### CHALLENGES:
1. Replace "Testing" with "Demo" in the listing lines starting at "dog-avatar-image [17, 252, 65, 300]" and ending at "share-icon[interactable] [469, 687, 493, 707]". Write out only those lines, with nothing else changed.
2. Carry on the forum thread about AI that generates sound for video and its effect on foley work, starting after its last comment.

### TEXT PROVIDED:
AI that produces sound through analysis of a source video is impressive. Fooling...

anigbrowl · on June 13, 2016

You're right, but as someone who's done a lot of sound editing/foley work I can't help having mixed feelings at seeing yet another job skill automated away. Good part - in a few years this will be good enough for commercial use which will save sound editors all sorts of tedious dull work and free them up to do more exciting creative stuff. Bad part: the tedious dull work was also what paid the bills. The easier it is to do that stuff automatically, the less people are willing to pay for good quality work.

Rather than now being able to make a living do the sort of fun really creative stuff like inventing new sounds for teleportation devices or dramatic natural phenomena, editors are more likely to be asked to work for free on the theory that they'll gain great exposure for their creativity. That's generally a very bad bargain. If past trends in the electronic dance music market are anything to go by, increasing automation will not reward true creative talent but rather just lead to an arms race to have the latest sound libraries, synthesizers etc. and just be the first to market with big splashy new sounds that offer superficial novelty.

Ability to provide high-value equipment below normal rental cost frequently trumps considerations of talent in the film industry. Similarly there are plenty of crappy directors of photography out there who get hired regularly because they own a pile of nice lenses and related camera equipment, and hiring them plus their camera package looks economically attractive on paper because it's hard to quantify photographic talent.

slr555 · on June 14, 2016

I have so much respect for foley artists. Artist being the operative word. People don't appreciate the hard work and creativity that goes into making the perfect sound.

Stored data entries:
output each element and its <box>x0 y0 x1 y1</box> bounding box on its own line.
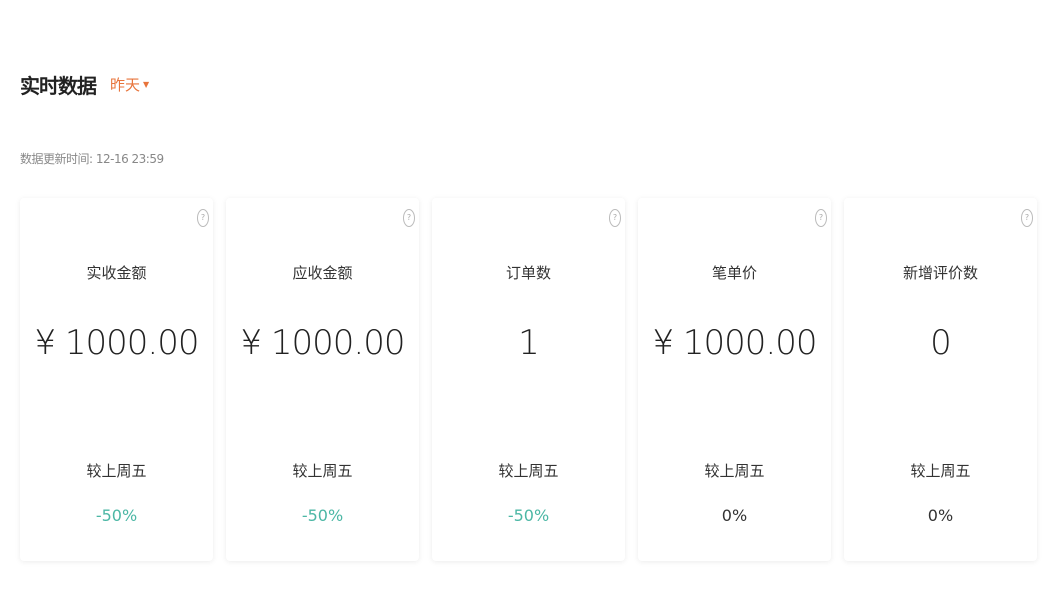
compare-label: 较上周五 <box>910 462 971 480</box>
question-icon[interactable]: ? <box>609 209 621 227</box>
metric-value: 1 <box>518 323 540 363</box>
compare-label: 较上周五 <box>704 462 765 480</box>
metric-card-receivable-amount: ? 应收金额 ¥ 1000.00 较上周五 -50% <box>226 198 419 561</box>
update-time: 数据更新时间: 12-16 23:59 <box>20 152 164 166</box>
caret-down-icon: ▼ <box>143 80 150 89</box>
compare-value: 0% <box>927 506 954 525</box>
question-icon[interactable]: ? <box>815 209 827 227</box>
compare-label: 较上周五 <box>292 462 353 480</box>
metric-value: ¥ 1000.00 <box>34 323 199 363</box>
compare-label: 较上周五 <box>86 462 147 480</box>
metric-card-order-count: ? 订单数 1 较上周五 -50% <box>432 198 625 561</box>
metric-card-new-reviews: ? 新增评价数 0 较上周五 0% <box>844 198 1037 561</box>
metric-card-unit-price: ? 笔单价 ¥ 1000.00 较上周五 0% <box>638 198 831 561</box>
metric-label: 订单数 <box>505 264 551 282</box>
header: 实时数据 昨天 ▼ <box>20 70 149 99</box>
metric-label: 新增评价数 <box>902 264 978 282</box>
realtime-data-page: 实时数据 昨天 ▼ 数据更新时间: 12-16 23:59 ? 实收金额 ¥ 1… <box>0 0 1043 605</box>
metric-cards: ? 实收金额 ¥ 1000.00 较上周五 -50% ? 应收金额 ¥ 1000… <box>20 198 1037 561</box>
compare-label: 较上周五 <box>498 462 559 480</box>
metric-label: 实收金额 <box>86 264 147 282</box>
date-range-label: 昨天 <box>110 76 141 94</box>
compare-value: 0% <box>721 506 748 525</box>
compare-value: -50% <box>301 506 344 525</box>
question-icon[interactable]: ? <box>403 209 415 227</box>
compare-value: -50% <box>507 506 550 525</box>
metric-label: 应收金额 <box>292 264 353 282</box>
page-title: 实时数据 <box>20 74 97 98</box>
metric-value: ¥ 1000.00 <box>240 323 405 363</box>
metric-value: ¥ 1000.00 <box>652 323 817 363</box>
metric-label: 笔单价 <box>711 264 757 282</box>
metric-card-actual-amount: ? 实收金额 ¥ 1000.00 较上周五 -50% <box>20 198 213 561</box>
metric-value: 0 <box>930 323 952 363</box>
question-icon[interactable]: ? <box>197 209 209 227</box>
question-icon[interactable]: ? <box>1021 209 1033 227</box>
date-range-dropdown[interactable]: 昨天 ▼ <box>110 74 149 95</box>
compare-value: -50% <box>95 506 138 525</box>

==

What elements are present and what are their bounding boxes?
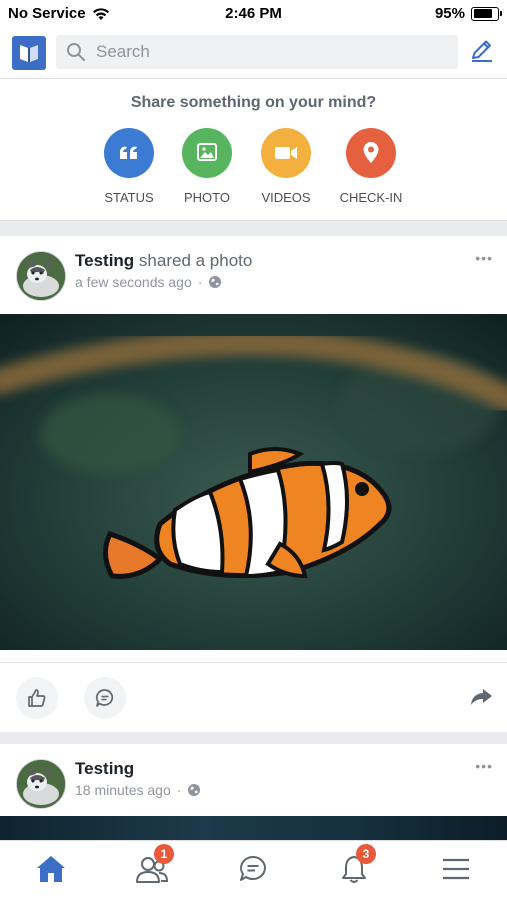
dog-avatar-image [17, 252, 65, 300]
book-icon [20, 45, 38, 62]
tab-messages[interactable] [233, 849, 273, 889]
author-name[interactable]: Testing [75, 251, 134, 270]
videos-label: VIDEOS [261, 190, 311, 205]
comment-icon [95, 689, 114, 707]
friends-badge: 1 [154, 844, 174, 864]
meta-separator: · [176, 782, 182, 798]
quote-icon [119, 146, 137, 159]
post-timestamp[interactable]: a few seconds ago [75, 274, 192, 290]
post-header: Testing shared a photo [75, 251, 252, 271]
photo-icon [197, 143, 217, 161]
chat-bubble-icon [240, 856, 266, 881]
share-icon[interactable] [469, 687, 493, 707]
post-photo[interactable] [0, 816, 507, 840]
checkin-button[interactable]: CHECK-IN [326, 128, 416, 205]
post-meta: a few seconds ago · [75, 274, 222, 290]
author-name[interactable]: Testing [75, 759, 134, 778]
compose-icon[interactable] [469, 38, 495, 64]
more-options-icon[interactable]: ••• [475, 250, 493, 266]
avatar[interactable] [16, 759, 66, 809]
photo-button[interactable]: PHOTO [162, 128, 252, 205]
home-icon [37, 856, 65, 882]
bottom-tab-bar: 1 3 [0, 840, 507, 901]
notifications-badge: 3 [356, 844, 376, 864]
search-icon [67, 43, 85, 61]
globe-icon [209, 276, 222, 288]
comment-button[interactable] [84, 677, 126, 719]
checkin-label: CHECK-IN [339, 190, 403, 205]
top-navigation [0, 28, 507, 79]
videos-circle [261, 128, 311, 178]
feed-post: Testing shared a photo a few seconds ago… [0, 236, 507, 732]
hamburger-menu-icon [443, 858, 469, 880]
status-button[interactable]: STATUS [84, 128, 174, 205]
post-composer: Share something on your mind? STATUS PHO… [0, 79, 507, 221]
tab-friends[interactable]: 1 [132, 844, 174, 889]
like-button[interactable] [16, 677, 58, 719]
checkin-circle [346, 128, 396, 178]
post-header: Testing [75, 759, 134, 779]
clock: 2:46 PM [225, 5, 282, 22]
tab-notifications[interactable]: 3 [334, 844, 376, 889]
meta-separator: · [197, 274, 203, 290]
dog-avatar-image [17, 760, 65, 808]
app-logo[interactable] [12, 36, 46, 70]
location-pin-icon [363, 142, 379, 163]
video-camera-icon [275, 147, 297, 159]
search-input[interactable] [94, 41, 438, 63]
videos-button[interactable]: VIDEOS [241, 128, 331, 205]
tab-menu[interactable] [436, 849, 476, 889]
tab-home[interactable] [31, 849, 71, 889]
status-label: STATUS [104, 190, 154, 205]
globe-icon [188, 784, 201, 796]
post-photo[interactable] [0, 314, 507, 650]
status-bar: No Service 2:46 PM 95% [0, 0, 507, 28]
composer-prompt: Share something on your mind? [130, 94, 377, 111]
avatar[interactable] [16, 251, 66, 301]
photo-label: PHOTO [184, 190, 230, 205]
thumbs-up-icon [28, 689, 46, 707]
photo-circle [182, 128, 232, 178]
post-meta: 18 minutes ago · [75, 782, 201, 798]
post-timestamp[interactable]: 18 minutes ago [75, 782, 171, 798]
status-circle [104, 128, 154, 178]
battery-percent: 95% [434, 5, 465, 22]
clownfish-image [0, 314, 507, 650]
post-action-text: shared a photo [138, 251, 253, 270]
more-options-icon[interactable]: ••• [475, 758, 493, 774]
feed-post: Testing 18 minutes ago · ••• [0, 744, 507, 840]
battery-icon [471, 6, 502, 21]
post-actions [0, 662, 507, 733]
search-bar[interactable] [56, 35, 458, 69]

--

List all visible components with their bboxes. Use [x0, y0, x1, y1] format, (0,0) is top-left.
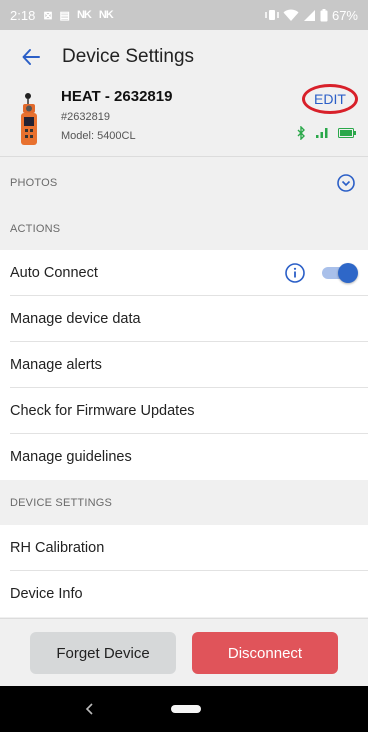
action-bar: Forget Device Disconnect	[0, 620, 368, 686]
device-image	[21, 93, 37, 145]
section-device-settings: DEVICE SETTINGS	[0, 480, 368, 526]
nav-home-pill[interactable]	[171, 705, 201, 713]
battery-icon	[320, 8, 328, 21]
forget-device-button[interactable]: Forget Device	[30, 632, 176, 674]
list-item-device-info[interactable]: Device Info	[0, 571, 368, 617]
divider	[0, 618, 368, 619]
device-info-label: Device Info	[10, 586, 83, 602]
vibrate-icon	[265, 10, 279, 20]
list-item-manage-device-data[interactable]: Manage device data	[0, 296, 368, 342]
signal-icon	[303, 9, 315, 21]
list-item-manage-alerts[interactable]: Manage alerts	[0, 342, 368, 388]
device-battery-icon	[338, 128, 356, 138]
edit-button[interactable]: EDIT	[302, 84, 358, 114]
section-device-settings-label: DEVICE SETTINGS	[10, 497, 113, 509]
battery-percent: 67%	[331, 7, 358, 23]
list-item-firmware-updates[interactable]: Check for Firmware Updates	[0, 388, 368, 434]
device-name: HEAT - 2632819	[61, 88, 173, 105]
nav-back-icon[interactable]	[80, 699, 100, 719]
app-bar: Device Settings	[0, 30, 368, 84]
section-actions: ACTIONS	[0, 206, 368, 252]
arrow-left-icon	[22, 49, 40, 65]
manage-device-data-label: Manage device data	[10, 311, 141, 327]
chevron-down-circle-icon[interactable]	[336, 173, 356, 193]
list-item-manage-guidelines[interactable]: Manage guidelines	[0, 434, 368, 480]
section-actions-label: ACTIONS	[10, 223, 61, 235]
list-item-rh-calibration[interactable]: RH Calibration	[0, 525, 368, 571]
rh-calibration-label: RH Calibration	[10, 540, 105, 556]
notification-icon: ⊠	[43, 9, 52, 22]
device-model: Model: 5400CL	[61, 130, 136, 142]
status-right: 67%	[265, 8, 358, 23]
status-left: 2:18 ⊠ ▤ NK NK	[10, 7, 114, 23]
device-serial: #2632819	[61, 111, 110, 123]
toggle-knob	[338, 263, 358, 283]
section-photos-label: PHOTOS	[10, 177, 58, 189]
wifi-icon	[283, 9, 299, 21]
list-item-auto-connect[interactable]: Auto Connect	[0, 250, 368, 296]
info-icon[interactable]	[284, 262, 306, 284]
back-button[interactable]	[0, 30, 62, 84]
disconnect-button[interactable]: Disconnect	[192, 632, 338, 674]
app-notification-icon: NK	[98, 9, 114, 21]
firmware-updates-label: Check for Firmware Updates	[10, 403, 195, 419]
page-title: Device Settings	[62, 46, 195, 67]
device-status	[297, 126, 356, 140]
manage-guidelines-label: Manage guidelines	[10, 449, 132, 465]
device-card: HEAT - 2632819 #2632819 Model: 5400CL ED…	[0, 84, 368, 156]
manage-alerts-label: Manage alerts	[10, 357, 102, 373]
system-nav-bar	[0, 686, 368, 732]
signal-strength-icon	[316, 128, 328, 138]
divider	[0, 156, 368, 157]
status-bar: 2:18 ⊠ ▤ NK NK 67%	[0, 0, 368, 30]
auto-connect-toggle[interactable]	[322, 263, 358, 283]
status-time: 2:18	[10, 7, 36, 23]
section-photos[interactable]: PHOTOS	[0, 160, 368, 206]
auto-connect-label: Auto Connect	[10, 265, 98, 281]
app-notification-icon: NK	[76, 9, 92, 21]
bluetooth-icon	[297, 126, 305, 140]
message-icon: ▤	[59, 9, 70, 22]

### ANSWERS BY TASK:
1.
dog-avatar-image [17, 252, 65, 300]
book-icon [20, 45, 38, 62]
tab-messages[interactable] [233, 849, 273, 889]
author-name[interactable]: Demo [75, 251, 134, 270]
videos-label: VIDEOS [261, 190, 311, 205]
comment-icon [95, 689, 114, 707]
friends-badge: 1 [154, 844, 174, 864]
meta-separator: · [176, 782, 182, 798]
quote-icon [119, 146, 137, 159]
post-timestamp[interactable]: a few seconds ago [75, 274, 192, 290]
post-header: Demo shared a photo [75, 251, 252, 271]
photo-icon [197, 143, 217, 161]
chat-bubble-icon [240, 856, 266, 881]
share-icon[interactable] [469, 687, 493, 707]

2.
dahart · on June 14, 2016

As someone who's worked in the film industry (visual fx & CG) I'm subject to the same problem, but all tedious jobs from the industrial revolution on have been automated away one by one. I can understand the lament for something you worked hard on, and this isn't to take that away from you, but most job skills do actually have less value in the market over time, right? The other way to look at it is that what counts as good quality work changes and improves continually over time, higher and higher quality becomes available for the same price. Jobs are continually being reinvented, and people always get to work on the interesting parts that can't be automated. Something that took many people to do one decade only takes one person the next decade. This has been true for hundreds of years from farmers to accountants to cooks to car makers ... This "problem" is here to stay, our economy hasn't crashed yet, and there are as many creative people as ever.

nashashmi · on June 14, 2016

Great Line:

the tedious dull work was also what paid the bills. The easier it is to do that stuff automatically, the less people are willing to pay for good quality work.

bravura · on June 13, 2016

Just an aside, but I really like the videos that Hiss and Roar makes to accompany their sound libraries:

For example, "Vegetable Violence": http://hissandaroar.com/sd001-vegetable-violence/

"Vegetable Violence is an organic sound effects library for creating your own orchestrated sonic mayhem. Vegetable rips, tears, squelches, hits, punches, stabs all recorded & mastered at 96kHz for stomach churning realism, this component library of gore sound effects is available for immediate download."

dogecoinbase · on June 13, 2016

Aside to the aside -- if you like this and also like Italian horror films, you should check out the movie "Berberian Sound Studio".

daturkel · on June 13, 2016

What about the reverse? I saw BSS but feel like I don't really know the world it refers to.

bazzargh · on June 14, 2016

Watch Dario Argento's films - Profundo Rosso, Suspiria, Inferno, Tenebrae. Those should all be quite easy to get hold of. Then start in on this list... https://en.wikipedia.org/wiki/Giallo

Suspiria in particular sticks in the mind. Great music, saturated colours, properly horrific horror. It's a bit more 'on-screen' than BSS, btw.

stcredzero · on June 13, 2016

AI that produces sound through analysis of a source video is impressive. Fooling humans is not. Since most of us have grown up on a steady diet of film and television many of the sounds we have in our memories are the work of foley artists that add sound effects to sequences in post.

Right on! The fact that most audiences seem to expect a shotgun racking sound in a scene with a shotgun that doesn't even have that mechanism, or that drawing a katana is so often accompanied by a metallic "shing" and rattling sound -- these indicate the degree to which large swathes of people are drastically disconnected from an immediate and physically connected sense of how sound relates to the world around them.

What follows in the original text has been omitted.